───── DATA EXTRACT

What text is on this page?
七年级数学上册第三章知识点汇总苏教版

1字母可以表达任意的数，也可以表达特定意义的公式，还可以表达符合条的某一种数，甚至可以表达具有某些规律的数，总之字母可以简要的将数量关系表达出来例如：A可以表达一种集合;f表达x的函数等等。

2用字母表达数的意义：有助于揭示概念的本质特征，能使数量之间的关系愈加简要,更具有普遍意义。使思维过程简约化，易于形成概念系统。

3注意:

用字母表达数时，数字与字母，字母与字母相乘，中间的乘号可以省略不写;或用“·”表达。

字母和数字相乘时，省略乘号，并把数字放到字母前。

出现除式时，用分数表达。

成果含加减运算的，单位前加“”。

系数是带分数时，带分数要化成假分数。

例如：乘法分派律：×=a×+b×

──────────
───── DATA EXTRACT

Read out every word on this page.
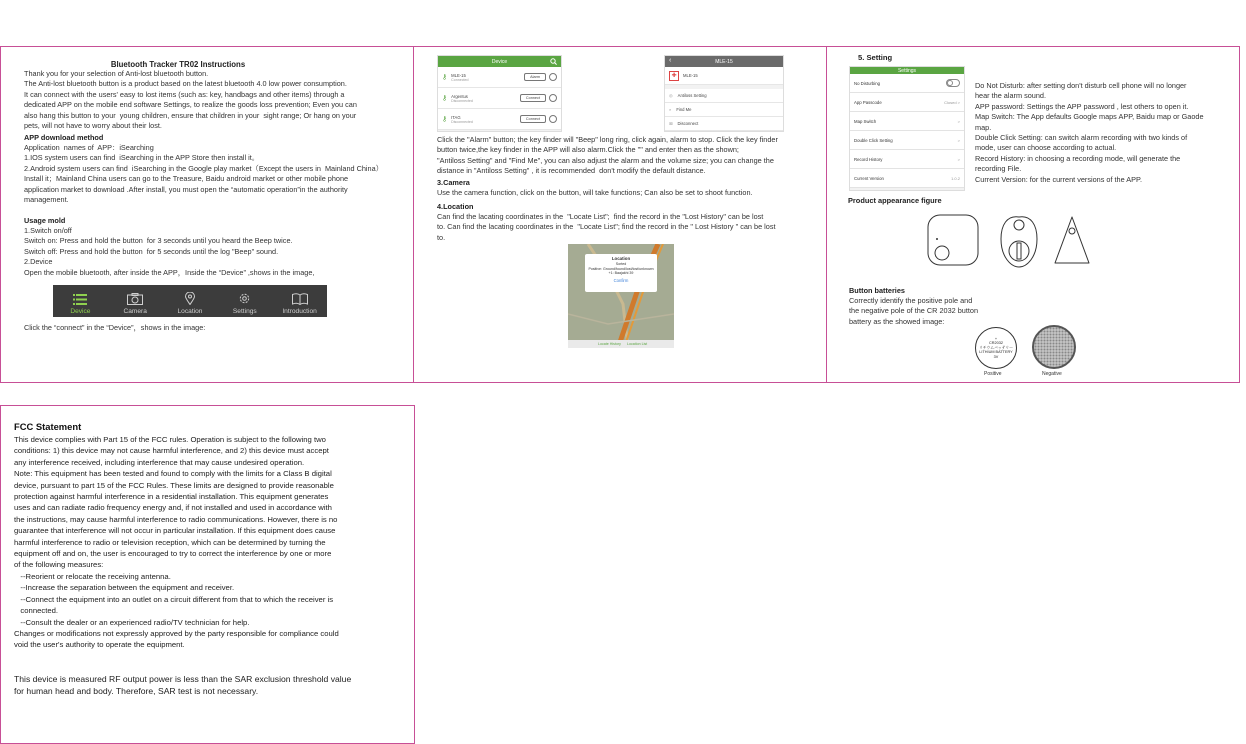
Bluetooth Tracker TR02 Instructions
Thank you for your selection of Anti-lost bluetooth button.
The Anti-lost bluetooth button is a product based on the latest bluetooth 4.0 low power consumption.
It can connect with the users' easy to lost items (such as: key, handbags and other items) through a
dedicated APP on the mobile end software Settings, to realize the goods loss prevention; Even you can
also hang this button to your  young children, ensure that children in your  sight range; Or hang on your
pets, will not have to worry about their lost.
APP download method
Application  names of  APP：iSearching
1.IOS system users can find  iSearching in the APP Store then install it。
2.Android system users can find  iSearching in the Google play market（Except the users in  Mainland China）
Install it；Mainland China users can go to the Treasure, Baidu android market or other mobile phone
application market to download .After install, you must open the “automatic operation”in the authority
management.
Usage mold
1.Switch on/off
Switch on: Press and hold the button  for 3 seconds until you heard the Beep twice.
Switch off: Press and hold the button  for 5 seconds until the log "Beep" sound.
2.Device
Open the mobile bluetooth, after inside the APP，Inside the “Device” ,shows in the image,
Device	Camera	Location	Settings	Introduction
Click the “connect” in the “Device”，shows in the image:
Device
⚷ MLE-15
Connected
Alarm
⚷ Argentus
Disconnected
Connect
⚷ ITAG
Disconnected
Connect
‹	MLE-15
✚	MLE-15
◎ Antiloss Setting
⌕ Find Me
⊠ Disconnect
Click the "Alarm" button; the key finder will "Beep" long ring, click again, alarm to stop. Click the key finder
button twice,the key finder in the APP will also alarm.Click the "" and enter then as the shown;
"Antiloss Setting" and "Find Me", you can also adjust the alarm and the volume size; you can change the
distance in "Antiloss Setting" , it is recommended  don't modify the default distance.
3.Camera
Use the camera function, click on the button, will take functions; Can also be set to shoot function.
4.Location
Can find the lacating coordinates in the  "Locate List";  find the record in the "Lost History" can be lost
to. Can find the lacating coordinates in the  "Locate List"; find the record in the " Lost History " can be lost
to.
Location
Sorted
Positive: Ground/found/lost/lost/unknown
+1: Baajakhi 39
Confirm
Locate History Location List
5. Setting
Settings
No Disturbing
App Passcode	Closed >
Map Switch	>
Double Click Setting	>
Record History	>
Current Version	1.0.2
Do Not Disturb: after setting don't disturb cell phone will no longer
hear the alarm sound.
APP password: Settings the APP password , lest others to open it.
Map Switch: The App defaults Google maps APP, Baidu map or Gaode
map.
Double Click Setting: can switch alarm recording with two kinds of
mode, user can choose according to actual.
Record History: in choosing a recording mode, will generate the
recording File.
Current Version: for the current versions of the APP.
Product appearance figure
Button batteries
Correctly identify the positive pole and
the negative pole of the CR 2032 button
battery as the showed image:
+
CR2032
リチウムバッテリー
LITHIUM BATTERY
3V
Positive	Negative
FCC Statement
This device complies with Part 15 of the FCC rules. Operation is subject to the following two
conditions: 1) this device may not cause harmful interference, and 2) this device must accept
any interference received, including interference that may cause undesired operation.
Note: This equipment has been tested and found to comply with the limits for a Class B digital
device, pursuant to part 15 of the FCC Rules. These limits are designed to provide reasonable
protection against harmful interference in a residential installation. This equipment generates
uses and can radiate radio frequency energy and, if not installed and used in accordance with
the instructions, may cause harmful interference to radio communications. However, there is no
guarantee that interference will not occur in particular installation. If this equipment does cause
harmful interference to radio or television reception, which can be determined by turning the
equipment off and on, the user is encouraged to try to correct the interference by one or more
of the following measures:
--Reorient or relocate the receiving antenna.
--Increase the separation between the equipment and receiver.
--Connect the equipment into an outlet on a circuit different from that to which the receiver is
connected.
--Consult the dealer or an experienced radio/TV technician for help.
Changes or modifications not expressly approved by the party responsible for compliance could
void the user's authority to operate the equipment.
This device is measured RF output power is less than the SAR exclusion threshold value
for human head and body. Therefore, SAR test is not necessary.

──────────
───── DATA EXTRACT

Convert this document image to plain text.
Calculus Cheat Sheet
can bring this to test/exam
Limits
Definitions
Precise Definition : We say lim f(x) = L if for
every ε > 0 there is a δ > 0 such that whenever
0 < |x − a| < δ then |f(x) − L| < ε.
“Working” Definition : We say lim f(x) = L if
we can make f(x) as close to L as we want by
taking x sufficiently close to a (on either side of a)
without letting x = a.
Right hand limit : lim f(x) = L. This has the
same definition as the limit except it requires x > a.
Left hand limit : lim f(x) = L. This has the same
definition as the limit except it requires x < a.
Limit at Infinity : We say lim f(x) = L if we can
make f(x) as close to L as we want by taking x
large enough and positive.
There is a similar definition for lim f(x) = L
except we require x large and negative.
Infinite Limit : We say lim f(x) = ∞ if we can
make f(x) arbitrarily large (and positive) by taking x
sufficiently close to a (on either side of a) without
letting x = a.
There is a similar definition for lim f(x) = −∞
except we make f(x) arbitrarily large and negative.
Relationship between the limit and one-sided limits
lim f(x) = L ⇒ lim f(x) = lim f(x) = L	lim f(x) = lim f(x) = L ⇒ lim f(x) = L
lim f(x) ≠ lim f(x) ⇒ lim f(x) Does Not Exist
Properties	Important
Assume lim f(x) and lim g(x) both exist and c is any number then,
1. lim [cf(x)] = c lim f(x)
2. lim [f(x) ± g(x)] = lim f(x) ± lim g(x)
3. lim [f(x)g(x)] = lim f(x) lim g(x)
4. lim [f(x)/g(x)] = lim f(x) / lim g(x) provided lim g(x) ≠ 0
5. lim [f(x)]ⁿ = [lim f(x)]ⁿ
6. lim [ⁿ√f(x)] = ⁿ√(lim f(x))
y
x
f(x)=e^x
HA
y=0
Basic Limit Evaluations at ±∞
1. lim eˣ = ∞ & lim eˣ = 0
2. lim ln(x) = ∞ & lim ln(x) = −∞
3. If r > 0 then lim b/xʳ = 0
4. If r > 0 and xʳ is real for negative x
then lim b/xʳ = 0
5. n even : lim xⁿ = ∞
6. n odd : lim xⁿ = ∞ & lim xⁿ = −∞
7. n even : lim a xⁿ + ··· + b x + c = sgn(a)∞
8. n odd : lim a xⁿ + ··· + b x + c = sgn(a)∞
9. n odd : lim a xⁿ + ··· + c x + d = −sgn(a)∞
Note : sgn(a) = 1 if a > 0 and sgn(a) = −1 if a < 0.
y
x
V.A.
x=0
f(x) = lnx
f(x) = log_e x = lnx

──────────

§ **WHAT THE TASK ASKS**:
Copy all lines above containing the string "Version".

§ **ANSWER TO THIS PROBLEM**:
Current Version	1.0.2
Current Version: for the current versions of the APP.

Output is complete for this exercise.